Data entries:
☆ ☆ ☆ ☆ ☆ ☆ ☆

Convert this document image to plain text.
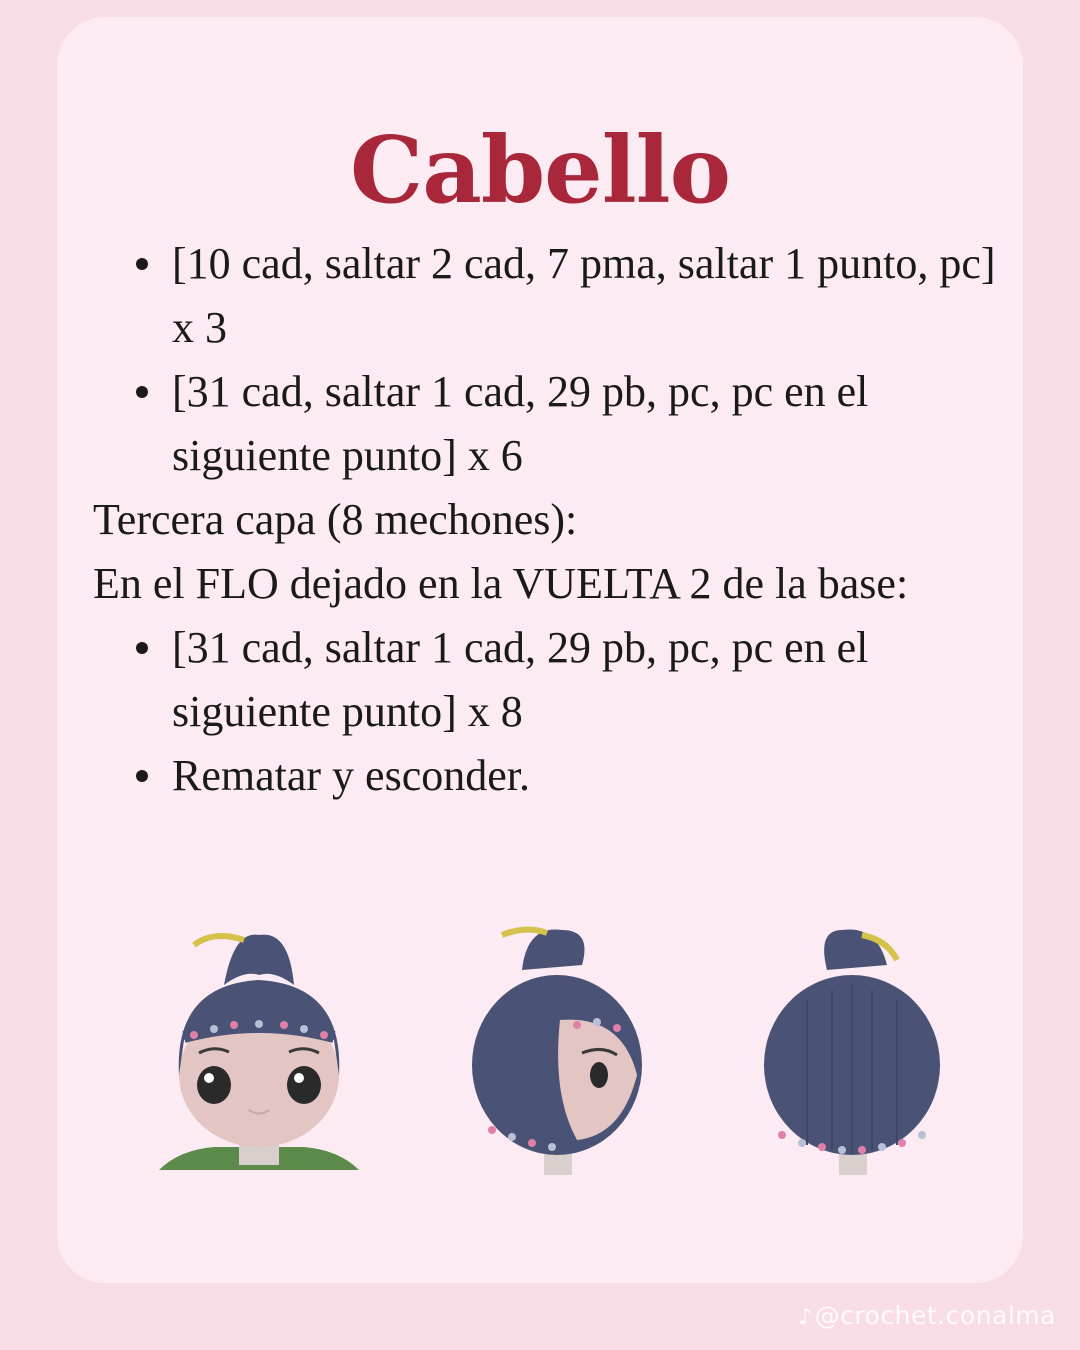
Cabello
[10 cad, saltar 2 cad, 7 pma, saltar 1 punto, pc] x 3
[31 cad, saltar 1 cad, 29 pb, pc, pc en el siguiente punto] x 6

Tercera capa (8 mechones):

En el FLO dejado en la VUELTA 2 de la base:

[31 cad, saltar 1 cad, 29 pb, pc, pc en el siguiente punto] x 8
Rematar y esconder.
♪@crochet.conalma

☆ ☆ ☆ ☆ ☆ ☆ ☆

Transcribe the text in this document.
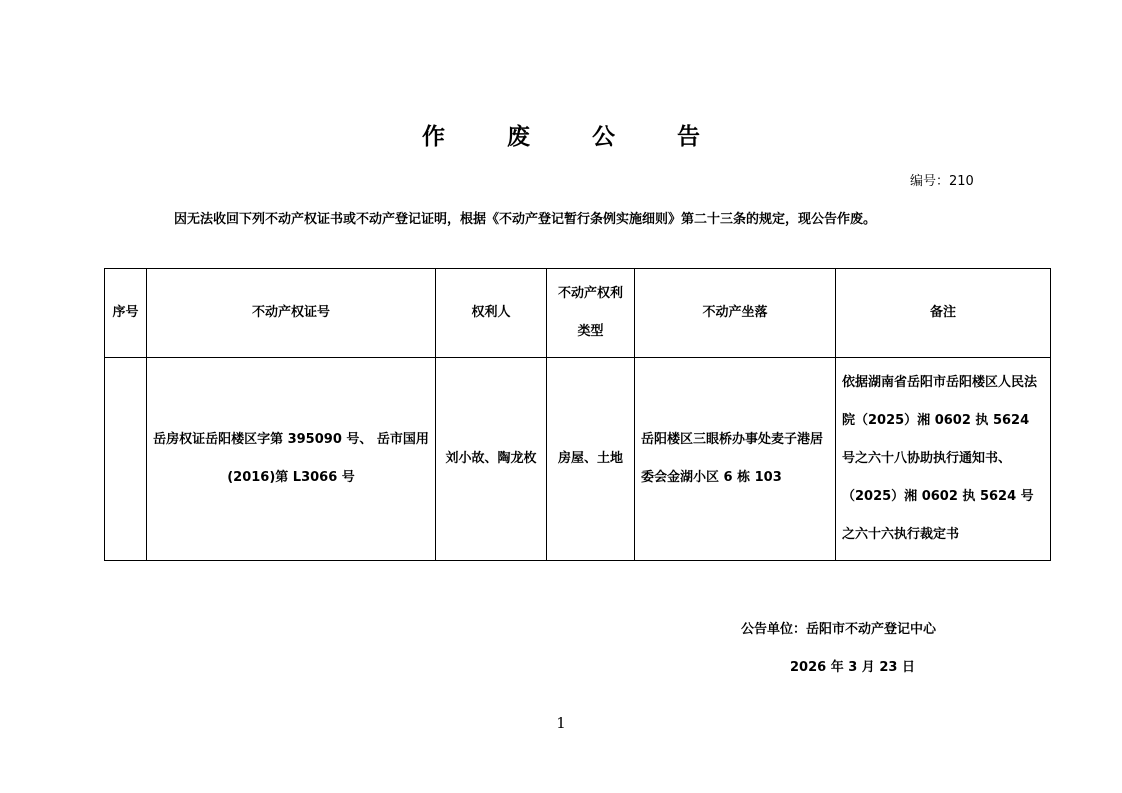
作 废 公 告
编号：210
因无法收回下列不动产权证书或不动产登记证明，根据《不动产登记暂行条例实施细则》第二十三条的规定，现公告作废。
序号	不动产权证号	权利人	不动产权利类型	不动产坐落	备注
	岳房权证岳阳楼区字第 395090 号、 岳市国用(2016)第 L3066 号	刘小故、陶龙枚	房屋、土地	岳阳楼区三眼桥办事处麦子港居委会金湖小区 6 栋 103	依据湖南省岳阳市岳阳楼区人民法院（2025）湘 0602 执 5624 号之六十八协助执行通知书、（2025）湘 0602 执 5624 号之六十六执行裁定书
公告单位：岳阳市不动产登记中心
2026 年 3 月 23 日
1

☆ ☆ ☆ ☆ ☆ ☆ ☆

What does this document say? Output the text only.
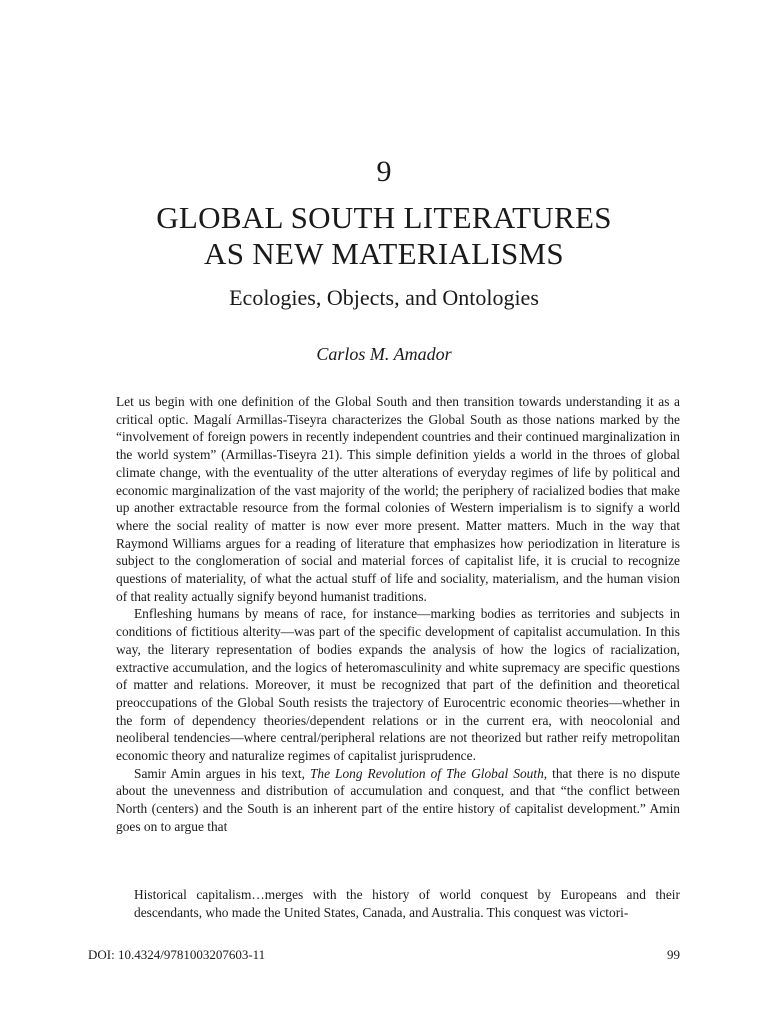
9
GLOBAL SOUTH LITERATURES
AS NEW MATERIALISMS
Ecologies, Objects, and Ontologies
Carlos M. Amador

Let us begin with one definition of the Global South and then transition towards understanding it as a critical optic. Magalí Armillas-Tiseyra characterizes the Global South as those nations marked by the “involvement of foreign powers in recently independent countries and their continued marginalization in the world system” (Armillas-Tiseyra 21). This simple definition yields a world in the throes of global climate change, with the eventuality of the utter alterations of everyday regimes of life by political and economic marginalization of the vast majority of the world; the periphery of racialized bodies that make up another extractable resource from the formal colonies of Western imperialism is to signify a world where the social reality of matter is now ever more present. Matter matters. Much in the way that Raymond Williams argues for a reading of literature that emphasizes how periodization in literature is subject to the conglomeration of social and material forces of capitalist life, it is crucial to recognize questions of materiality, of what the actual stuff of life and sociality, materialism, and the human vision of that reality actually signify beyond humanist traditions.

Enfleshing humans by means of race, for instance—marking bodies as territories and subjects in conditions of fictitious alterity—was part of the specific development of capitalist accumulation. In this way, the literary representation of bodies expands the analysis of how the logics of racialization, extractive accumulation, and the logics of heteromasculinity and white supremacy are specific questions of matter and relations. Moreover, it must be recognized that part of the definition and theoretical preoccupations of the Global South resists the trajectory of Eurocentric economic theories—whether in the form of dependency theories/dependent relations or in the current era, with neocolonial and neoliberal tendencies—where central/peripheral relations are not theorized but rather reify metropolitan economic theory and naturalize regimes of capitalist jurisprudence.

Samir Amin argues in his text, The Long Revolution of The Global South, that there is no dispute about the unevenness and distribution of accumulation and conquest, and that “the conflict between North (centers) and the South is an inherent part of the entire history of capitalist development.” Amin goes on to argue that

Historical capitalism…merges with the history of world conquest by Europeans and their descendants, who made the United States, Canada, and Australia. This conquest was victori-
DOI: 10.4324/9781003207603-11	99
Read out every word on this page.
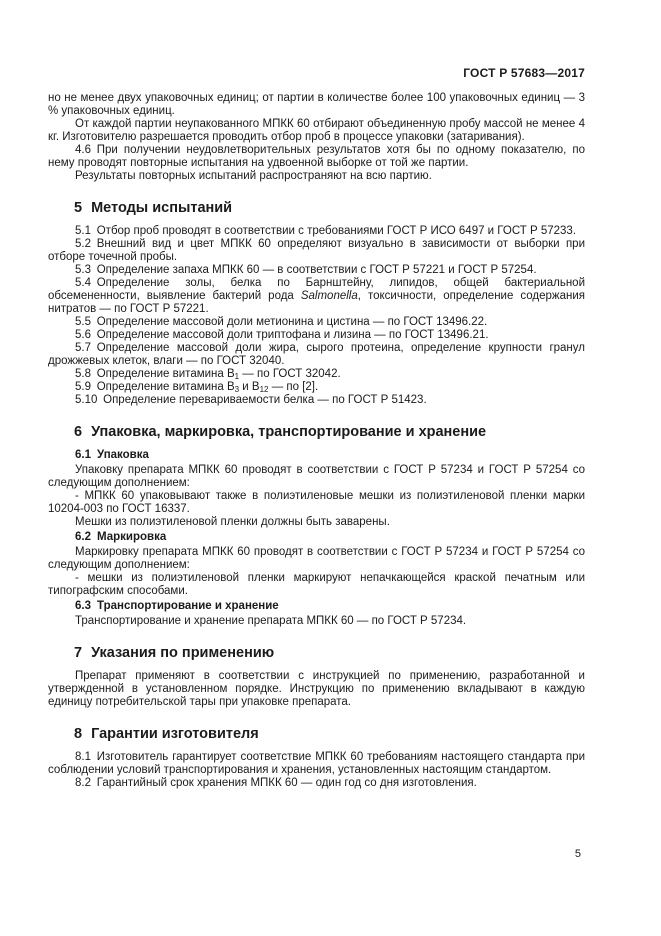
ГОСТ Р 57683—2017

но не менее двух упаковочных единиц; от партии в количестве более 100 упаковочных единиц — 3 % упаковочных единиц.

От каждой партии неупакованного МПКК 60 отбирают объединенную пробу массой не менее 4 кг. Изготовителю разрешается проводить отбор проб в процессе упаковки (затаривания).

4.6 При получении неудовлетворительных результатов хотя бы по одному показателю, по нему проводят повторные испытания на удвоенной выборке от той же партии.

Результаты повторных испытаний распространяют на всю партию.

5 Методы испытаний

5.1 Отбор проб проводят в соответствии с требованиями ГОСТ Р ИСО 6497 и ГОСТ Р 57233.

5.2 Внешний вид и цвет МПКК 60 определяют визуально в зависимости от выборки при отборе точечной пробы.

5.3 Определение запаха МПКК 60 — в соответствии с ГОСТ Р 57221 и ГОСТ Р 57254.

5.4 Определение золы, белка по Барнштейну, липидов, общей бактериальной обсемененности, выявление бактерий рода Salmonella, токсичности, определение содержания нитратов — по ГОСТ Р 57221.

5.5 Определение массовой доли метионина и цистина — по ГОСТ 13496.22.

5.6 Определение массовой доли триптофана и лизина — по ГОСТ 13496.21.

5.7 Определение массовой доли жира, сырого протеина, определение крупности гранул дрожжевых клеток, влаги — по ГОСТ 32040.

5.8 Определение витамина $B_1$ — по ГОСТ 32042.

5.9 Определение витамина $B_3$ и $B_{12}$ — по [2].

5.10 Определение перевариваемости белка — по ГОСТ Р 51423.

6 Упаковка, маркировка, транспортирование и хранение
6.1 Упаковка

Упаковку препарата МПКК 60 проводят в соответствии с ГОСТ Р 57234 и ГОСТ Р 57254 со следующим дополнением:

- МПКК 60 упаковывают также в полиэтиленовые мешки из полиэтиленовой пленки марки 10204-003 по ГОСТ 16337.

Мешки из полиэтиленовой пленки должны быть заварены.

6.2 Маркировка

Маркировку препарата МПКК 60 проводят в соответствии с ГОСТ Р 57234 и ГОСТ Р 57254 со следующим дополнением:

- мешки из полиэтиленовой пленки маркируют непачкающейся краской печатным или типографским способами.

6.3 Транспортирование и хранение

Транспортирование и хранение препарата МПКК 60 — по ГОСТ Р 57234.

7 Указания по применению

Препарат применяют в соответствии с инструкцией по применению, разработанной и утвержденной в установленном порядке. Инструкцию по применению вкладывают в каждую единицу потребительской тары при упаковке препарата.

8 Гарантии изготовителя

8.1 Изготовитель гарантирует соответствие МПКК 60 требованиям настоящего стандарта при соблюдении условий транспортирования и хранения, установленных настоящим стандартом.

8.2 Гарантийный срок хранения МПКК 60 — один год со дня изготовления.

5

☆ ☆ ☆ ☆ ☆ ☆ ☆

▶ **INSTRUCTION**
Extract every line above that contains the word "хранения".

▶ **FULL RESPONSE**
8.1 Изготовитель гарантирует соответствие МПКК 60 требованиям настоящего стандарта при соблюдении условий транспортирования и хранения, установленных настоящим стандартом.
8.2 Гарантийный срок хранения МПКК 60 — один год со дня изготовления.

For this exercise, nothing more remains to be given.